(The exercise):
All material below is to be reproduced exactly.

(Rows from a figure dataset)

+ + + + + + +

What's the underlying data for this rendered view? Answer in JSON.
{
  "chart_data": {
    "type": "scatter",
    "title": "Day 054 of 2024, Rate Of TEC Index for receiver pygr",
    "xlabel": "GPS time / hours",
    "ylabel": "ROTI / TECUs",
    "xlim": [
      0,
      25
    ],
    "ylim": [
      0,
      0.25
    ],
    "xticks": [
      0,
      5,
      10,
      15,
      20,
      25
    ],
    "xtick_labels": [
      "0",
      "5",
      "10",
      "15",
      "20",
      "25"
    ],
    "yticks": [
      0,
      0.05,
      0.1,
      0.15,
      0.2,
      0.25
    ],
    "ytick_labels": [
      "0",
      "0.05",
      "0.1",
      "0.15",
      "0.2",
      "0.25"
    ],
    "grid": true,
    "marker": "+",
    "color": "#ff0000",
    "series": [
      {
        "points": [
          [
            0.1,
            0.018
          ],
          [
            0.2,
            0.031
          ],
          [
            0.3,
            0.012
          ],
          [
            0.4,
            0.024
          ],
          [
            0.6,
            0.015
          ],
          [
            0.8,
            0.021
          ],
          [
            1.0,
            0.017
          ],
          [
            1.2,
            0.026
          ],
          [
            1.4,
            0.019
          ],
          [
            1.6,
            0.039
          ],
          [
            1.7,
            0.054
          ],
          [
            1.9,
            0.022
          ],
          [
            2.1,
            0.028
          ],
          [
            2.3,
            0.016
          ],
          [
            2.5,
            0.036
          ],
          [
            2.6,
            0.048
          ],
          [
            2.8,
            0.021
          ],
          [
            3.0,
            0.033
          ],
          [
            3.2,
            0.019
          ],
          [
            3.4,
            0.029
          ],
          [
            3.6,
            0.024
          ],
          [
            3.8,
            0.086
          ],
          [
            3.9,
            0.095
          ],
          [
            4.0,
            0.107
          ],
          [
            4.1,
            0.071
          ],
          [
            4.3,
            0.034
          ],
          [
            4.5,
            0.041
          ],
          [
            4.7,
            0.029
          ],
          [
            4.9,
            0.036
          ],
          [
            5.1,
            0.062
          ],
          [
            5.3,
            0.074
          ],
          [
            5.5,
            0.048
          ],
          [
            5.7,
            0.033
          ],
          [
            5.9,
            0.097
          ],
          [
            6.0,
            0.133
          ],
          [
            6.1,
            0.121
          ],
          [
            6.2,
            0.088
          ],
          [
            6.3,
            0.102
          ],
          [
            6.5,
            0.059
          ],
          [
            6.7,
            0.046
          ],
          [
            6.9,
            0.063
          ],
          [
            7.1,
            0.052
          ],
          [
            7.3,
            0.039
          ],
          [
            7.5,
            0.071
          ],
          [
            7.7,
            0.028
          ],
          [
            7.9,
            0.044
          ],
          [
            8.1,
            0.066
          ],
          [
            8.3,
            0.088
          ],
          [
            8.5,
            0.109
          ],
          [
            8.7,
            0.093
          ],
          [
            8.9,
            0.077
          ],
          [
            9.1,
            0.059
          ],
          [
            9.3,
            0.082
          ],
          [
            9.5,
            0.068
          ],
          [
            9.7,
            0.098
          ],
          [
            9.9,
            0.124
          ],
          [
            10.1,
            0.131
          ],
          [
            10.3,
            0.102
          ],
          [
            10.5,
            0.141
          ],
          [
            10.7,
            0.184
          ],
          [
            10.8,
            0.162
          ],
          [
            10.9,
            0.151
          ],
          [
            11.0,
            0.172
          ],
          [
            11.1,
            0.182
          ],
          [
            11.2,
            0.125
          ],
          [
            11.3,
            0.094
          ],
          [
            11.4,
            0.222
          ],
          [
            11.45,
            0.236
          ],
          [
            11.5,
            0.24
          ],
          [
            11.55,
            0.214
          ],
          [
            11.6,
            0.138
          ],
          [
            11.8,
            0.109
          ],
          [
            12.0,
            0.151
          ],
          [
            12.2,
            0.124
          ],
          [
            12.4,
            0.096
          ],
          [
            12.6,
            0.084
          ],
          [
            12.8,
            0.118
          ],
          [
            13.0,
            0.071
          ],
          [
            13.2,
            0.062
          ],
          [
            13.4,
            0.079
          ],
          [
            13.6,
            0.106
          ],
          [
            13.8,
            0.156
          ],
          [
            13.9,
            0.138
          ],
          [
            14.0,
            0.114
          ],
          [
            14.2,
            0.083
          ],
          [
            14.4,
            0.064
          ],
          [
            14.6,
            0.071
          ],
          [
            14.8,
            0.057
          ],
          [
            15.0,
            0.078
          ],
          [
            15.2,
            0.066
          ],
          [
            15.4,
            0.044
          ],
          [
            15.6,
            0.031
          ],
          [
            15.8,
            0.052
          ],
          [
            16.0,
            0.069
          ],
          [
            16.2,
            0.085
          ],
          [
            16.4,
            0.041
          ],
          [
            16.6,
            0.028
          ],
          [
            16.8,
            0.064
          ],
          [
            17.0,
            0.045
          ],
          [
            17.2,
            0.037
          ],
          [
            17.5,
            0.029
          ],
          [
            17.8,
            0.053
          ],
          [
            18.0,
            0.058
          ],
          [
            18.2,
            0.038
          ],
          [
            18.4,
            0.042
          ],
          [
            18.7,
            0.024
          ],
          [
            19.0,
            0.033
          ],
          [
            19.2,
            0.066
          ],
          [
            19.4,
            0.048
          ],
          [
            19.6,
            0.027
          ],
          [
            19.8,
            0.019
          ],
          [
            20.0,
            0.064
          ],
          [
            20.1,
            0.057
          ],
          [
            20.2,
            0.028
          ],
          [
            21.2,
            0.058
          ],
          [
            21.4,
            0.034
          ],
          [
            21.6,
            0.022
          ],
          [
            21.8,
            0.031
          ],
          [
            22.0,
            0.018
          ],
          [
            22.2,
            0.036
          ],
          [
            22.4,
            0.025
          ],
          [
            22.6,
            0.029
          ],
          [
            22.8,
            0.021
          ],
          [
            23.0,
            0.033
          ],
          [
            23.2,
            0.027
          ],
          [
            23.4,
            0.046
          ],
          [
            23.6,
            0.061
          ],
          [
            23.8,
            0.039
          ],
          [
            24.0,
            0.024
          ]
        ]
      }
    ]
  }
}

+ + + + + + +

(Expected answer):
What's the underlying data for this rendered view? Answer in JSON.
{
  "chart_data": {
    "type": "scatter",
    "title": "Day 054 of 2024, Rate Of TEC Index for receiver pygr",
    "xlabel": "GPS time / hours",
    "ylabel": "ROTI / TECUs",
    "xlim": [
      0,
      25
    ],
    "ylim": [
      0,
      0.25
    ],
    "xticks": [
      0,
      5,
      10,
      15,
      20,
      25
    ],
    "xtick_labels": [
      "0",
      "5",
      "10",
      "15",
      "20",
      "25"
    ],
    "yticks": [
      0,
      0.05,
      0.1,
      0.15,
      0.2,
      0.25
    ],
    "ytick_labels": [
      "0",
      "0.05",
      "0.1",
      "0.15",
      "0.2",
      "0.25"
    ],
    "grid": true,
    "marker": "+",
    "color": "#ff0000",
    "series": [
      {
        "points": [
          [
            0.1,
            0.018
          ],
          [
            0.2,
            0.031
          ],
          [
            0.3,
            0.012
          ],
          [
            0.4,
            0.024
          ],
          [
            0.6,
            0.015
          ],
          [
            0.8,
            0.021
          ],
          [
            1.0,
            0.017
          ],
          [
            1.2,
            0.026
          ],
          [
            1.4,
            0.019
          ],
          [
            1.6,
            0.039
          ],
          [
            1.7,
            0.054
          ],
          [
            1.9,
            0.022
          ],
          [
            2.1,
            0.028
          ],
          [
            2.3,
            0.016
          ],
          [
            2.5,
            0.036
          ],
          [
            2.6,
            0.048
          ],
          [
            2.8,
            0.021
          ],
          [
            3.0,
            0.033
          ],
          [
            3.2,
            0.019
          ],
          [
            3.4,
            0.029
          ],
          [
            3.6,
            0.024
          ],
          [
            3.8,
            0.086
          ],
          [
            3.9,
            0.095
          ],
          [
            4.0,
            0.107
          ],
          [
            4.1,
            0.071
          ],
          [
            4.3,
            0.034
          ],
          [
            4.5,
            0.041
          ],
          [
            4.7,
            0.029
          ],
          [
            4.9,
            0.036
          ],
          [
            5.1,
            0.062
          ],
          [
            5.3,
            0.074
          ],
          [
            5.5,
            0.048
          ],
          [
            5.7,
            0.033
          ],
          [
            5.9,
            0.097
          ],
          [
            6.0,
            0.133
          ],
          [
            6.1,
            0.121
          ],
          [
            6.2,
            0.088
          ],
          [
            6.3,
            0.102
          ],
          [
            6.5,
            0.059
          ],
          [
            6.7,
            0.046
          ],
          [
            6.9,
            0.063
          ],
          [
            7.1,
            0.052
          ],
          [
            7.3,
            0.039
          ],
          [
            7.5,
            0.071
          ],
          [
            7.7,
            0.028
          ],
          [
            7.9,
            0.044
          ],
          [
            8.1,
            0.066
          ],
          [
            8.3,
            0.088
          ],
          [
            8.5,
            0.109
          ],
          [
            8.7,
            0.093
          ],
          [
            8.9,
            0.077
          ],
          [
            9.1,
            0.059
          ],
          [
            9.3,
            0.082
          ],
          [
            9.5,
            0.068
          ],
          [
            9.7,
            0.098
          ],
          [
            9.9,
            0.124
          ],
          [
            10.1,
            0.131
          ],
          [
            10.3,
            0.102
          ],
          [
            10.5,
            0.141
          ],
          [
            10.7,
            0.184
          ],
          [
            10.8,
            0.162
          ],
          [
            10.9,
            0.151
          ],
          [
            11.0,
            0.172
          ],
          [
            11.1,
            0.182
          ],
          [
            11.2,
            0.125
          ],
          [
            11.3,
            0.094
          ],
          [
            11.4,
            0.222
          ],
          [
            11.45,
            0.236
          ],
          [
            11.5,
            0.24
          ],
          [
            11.55,
            0.214
          ],
          [
            11.6,
            0.138
          ],
          [
            11.8,
            0.109
          ],
          [
            12.0,
            0.151
          ],
          [
            12.2,
            0.124
          ],
          [
            12.4,
            0.096
          ],
          [
            12.6,
            0.084
          ],
          [
            12.8,
            0.118
          ],
          [
            13.0,
            0.071
          ],
          [
            13.2,
            0.062
          ],
          [
            13.4,
            0.079
          ],
          [
            13.6,
            0.106
          ],
          [
            13.8,
            0.156
          ],
          [
            13.9,
            0.138
          ],
          [
            14.0,
            0.114
          ],
          [
            14.2,
            0.083
          ],
          [
            14.4,
            0.064
          ],
          [
            14.6,
            0.071
          ],
          [
            14.8,
            0.057
          ],
          [
            15.0,
            0.078
          ],
          [
            15.2,
            0.066
          ],
          [
            15.4,
            0.044
          ],
          [
            15.6,
            0.031
          ],
          [
            15.8,
            0.052
          ],
          [
            16.0,
            0.069
          ],
          [
            16.2,
            0.085
          ],
          [
            16.4,
            0.041
          ],
          [
            16.6,
            0.028
          ],
          [
            16.8,
            0.064
          ],
          [
            17.0,
            0.045
          ],
          [
            17.2,
            0.037
          ],
          [
            17.5,
            0.029
          ],
          [
            17.8,
            0.053
          ],
          [
            18.0,
            0.058
          ],
          [
            18.2,
            0.038
          ],
          [
            18.4,
            0.042
          ],
          [
            18.7,
            0.024
          ],
          [
            19.0,
            0.033
          ],
          [
            19.2,
            0.066
          ],
          [
            19.4,
            0.048
          ],
          [
            19.6,
            0.027
          ],
          [
            19.8,
            0.019
          ],
          [
            20.0,
            0.064
          ],
          [
            20.1,
            0.057
          ],
          [
            20.2,
            0.028
          ],
          [
            21.2,
            0.058
          ],
          [
            21.4,
            0.034
          ],
          [
            21.6,
            0.022
          ],
          [
            21.8,
            0.031
          ],
          [
            22.0,
            0.018
          ],
          [
            22.2,
            0.036
          ],
          [
            22.4,
            0.025
          ],
          [
            22.6,
            0.029
          ],
          [
            22.8,
            0.021
          ],
          [
            23.0,
            0.033
          ],
          [
            23.2,
            0.027
          ],
          [
            23.4,
            0.046
          ],
          [
            23.6,
            0.061
          ],
          [
            23.8,
            0.039
          ],
          [
            24.0,
            0.024
          ]
        ]
      }
    ]
  }
}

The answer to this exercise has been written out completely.